* [Assignment] Can you copy the excerpt on drug-induced skin reactions below word for word, between "Phototoxic reactions caused" and "and laboratory tests.", inclusive?

The use of medications such as amiodarone and tricyclic antidepressants may lead to the development of gray-blue skin pigmentation. In some cases, desquamation of the epidermis may result in skin dyschromia.

Phototoxic reactions caused by doxycycline, tetracycline, fluoroquinolones, quinine, furanocoumarins, and certain other drugs may manifest as nail plate opacities, subungual hyperkeratosis, and onychohysis (photoonycholysis). Less commonly, pseudoporphyria may occur with clinical features resembling late cutaneous porphyria. Lichenoid phototoxic reactions have been described as well as reactions leading to the formation of telangiectasias.

The diagnosis is based on the patient's history (report of use of any medication or chemical substance followed by sun exposure or artificial ultraviolet light exposure, appearance of eruptions on exposed skin areas), clinical presentation, results of phototesting, and laboratory tests.

Laboratory Tests:

  • Complete blood count, urinalysis and blood biochemistry;
  • Blood level autoantibodies: antinuclear factor, antibodies to double-stranded (native) DNA, Sm, Ro/SS-A and La/SS-B antigens, etc. (performed to rule out systemic lupus erythematosus);
  • Porphyrin levels in blood plasma, erythrocytes, and urine (performed to rule out porphyria).

  • Sunburn
  • Irritant contact dermatitis
  • Allergic contact dermatitis
  • Eczema
  • Systemic lupus erythematosus
  • Porphyria cutanea tarda

Treatment Objectives

  • Resolution of skin eruptions;
  • Alleviation of negative subjective sensations; prevention of new eruptions;
  • Improvement in the quality of life of patients.

* [Data shown]
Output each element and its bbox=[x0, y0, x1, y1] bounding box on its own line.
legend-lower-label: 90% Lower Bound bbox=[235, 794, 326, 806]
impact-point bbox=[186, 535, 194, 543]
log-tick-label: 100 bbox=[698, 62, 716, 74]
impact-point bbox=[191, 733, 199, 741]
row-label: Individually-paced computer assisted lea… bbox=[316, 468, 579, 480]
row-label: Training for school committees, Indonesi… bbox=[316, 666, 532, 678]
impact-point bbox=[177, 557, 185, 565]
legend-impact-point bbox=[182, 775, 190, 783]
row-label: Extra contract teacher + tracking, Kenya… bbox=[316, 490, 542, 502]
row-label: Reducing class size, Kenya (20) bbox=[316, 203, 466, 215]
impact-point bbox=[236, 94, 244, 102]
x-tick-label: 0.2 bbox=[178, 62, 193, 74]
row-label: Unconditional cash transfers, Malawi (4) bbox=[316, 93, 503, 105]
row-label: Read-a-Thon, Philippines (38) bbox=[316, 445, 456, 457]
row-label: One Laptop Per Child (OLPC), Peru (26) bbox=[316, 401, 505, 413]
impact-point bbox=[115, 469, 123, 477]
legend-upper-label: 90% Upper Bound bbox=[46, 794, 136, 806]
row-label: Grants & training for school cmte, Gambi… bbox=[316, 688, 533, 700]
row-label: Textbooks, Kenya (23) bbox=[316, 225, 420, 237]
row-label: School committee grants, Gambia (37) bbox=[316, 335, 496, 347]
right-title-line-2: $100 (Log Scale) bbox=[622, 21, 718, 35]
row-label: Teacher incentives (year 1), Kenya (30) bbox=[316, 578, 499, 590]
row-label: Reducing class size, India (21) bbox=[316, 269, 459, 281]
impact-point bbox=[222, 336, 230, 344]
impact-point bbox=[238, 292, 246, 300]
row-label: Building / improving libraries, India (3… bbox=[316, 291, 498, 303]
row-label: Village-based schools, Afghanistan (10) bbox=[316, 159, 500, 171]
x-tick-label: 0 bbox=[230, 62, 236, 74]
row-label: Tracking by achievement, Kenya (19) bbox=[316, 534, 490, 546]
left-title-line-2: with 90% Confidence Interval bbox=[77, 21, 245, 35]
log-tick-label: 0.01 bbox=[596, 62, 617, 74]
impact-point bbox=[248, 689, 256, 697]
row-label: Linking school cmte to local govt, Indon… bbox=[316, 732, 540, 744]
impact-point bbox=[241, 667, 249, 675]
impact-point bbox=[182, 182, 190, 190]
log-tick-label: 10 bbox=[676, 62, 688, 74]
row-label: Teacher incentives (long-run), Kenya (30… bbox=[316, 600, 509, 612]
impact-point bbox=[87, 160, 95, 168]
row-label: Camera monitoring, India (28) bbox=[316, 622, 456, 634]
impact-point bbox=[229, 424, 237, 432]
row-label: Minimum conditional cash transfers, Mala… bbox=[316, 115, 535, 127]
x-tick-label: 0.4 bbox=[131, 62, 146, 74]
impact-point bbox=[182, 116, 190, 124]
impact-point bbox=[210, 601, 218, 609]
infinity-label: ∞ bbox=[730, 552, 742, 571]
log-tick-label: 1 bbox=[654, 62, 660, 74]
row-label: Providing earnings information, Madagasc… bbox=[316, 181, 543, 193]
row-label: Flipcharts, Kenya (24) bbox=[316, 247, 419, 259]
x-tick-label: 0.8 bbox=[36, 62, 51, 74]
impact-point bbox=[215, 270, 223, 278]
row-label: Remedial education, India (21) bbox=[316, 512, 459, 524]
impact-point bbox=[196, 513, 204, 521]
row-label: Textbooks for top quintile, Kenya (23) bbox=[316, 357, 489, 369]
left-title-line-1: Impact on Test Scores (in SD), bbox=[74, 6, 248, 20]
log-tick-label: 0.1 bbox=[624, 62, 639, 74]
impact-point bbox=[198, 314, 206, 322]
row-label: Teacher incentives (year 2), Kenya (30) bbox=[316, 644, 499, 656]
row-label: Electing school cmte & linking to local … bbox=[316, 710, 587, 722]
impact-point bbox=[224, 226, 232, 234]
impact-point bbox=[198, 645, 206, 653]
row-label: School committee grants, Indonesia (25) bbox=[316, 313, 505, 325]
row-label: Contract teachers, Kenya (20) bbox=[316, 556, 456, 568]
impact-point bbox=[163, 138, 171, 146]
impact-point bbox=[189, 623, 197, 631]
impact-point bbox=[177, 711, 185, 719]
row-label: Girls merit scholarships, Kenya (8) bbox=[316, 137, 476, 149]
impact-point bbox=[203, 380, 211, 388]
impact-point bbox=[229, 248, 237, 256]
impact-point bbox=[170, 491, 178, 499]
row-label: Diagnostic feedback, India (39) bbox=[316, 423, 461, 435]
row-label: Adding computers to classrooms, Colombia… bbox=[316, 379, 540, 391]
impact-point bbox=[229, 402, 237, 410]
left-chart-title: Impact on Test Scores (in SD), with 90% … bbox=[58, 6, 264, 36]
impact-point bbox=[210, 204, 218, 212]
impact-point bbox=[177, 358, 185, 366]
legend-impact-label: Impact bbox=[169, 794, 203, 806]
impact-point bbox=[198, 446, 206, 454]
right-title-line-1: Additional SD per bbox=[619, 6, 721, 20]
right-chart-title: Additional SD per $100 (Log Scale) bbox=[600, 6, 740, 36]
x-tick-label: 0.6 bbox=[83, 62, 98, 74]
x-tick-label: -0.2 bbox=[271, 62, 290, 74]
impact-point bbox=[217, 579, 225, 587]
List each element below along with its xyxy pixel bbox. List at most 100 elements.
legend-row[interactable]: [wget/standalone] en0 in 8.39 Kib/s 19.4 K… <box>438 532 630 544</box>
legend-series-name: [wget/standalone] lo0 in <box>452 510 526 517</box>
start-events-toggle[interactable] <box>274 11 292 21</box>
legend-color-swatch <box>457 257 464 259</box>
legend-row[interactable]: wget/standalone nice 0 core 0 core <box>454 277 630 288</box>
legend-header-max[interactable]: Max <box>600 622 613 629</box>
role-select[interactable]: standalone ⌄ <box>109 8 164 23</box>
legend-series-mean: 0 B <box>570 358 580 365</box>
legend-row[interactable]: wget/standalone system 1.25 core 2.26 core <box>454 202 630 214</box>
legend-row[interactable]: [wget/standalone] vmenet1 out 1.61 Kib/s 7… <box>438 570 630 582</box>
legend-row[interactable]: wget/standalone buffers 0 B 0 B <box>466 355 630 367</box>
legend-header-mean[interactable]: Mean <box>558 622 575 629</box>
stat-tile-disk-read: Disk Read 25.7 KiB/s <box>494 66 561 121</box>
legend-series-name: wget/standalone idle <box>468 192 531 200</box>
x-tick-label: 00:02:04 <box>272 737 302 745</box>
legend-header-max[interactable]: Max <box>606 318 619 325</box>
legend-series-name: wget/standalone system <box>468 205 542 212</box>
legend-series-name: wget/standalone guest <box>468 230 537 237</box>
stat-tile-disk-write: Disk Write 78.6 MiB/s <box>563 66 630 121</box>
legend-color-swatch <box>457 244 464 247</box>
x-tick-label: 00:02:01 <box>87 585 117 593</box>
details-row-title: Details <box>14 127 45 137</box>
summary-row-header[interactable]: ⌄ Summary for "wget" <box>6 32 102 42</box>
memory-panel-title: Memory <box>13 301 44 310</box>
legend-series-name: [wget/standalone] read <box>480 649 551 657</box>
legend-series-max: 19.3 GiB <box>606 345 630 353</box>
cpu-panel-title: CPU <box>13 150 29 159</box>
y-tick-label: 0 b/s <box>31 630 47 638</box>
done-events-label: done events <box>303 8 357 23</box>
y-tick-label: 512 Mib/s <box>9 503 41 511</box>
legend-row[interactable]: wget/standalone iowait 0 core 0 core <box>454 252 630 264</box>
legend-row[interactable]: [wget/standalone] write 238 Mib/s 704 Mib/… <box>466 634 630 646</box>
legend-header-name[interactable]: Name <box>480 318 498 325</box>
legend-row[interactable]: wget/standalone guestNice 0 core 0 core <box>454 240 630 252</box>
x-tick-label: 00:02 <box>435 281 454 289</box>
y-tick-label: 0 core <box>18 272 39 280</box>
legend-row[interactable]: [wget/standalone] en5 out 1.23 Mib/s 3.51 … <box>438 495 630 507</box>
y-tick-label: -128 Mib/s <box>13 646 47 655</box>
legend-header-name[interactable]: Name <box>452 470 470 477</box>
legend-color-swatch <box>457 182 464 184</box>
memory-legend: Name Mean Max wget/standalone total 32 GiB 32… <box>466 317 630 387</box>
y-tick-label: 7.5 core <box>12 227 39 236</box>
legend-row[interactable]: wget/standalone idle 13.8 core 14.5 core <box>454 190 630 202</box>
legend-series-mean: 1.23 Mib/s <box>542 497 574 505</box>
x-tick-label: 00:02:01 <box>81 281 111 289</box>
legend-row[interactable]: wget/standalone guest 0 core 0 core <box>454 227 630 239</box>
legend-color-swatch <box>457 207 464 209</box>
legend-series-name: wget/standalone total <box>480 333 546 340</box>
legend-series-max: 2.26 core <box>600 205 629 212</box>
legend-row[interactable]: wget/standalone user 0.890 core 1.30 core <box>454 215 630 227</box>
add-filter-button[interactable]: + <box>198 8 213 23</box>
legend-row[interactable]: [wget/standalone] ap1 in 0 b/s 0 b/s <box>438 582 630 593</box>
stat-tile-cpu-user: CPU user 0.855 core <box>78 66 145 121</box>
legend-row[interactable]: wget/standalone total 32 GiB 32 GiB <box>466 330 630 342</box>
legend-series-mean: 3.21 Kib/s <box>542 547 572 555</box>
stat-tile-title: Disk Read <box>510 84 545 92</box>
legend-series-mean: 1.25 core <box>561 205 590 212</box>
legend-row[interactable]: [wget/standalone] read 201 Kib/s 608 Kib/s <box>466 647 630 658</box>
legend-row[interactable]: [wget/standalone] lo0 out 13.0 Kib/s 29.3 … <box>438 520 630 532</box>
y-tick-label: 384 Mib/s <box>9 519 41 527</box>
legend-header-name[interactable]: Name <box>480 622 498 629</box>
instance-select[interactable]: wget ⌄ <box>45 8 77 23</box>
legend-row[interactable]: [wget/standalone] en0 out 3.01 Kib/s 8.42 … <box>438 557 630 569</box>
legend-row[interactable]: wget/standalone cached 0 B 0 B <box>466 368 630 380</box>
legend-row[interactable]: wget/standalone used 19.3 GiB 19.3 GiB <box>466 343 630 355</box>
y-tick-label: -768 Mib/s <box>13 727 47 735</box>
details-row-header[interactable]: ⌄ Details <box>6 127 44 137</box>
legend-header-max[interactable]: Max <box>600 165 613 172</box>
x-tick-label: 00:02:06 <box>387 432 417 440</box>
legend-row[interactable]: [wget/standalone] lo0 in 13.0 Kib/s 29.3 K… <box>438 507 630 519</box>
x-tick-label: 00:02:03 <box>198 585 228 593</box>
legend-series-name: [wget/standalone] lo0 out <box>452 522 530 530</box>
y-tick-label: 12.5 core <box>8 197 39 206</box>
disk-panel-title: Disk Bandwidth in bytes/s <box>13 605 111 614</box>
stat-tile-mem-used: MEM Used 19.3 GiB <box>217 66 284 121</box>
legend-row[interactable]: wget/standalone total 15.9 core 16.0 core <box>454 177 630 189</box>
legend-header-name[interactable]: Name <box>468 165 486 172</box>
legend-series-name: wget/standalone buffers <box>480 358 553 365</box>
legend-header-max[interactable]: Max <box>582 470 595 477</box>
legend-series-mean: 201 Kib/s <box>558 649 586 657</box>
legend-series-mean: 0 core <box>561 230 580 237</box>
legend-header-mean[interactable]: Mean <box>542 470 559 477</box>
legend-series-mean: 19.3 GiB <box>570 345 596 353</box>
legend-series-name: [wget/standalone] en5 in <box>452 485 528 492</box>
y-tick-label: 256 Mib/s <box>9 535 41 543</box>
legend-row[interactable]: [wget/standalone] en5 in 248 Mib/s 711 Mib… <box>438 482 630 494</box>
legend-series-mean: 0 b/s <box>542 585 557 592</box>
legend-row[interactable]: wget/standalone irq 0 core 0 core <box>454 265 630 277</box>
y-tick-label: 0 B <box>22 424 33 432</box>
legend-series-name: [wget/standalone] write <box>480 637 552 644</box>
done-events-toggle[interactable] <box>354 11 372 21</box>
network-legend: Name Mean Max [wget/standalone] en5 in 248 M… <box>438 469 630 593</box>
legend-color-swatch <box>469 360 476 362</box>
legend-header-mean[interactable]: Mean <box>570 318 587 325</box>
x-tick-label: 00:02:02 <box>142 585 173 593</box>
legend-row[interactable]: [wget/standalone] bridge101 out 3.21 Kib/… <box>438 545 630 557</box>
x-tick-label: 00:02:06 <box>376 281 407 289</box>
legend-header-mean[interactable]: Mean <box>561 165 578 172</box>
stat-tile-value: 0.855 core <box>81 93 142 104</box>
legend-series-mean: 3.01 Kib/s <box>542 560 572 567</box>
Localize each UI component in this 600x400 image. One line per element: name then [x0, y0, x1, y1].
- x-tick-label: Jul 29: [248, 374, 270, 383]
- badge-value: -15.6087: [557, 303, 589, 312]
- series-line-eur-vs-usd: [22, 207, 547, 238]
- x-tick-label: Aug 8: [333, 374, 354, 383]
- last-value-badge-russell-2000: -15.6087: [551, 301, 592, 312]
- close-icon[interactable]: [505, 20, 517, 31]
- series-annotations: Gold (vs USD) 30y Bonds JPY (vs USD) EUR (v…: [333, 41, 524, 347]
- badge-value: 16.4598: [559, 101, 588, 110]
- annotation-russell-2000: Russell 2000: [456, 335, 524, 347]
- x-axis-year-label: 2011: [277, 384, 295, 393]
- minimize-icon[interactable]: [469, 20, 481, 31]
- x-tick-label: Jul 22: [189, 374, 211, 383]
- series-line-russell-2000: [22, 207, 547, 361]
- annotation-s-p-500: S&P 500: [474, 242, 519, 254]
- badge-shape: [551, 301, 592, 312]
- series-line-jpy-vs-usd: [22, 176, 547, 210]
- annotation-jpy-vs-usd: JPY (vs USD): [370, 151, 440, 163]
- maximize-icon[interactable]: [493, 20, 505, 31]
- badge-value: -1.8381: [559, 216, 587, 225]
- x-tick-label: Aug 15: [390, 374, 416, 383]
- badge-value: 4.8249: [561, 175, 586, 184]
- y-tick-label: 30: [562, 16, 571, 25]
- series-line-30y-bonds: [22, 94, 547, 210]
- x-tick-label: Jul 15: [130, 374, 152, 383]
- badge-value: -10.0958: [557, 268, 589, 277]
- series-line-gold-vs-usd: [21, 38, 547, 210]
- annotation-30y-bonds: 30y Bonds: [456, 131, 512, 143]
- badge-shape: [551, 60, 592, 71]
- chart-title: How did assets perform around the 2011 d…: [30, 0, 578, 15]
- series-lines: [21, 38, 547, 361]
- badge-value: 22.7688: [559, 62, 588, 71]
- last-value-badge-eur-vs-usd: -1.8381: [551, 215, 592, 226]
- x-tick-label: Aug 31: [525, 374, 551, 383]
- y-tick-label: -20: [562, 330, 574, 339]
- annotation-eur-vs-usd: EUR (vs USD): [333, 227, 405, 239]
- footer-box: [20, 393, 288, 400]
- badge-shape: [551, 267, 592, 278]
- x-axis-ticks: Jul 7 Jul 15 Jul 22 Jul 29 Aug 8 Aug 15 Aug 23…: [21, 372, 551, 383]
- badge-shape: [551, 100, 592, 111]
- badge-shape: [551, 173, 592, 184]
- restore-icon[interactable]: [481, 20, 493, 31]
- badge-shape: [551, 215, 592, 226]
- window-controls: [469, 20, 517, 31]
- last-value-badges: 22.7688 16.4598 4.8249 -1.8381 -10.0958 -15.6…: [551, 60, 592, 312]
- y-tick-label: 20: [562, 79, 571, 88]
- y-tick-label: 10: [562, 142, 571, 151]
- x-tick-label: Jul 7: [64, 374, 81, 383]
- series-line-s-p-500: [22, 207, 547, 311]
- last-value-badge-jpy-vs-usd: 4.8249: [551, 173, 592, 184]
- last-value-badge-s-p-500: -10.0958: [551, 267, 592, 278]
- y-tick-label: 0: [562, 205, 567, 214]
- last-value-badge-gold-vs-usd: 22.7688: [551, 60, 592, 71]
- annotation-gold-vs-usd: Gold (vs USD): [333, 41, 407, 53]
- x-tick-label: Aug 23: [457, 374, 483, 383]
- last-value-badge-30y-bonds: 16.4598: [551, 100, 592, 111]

* [Answer to this problem]
Phototoxic reactions caused by doxycycline, tetracycline, fluoroquinolones, quinine, furanocoumarins, and certain other drugs may manifest as nail plate opacities, subungual hyperkeratosis, and onychohysis (photoonycholysis). Less commonly, pseudoporphyria may occur with clinical features resembling late cutaneous porphyria. Lichenoid phototoxic reactions have been described as well as reactions leading to the formation of telangiectasias.

The diagnosis is based on the patient's history (report of use of any medication or chemical substance followed by sun exposure or artificial ultraviolet light exposure, appearance of eruptions on exposed skin areas), clinical presentation, results of phototesting, and laboratory tests.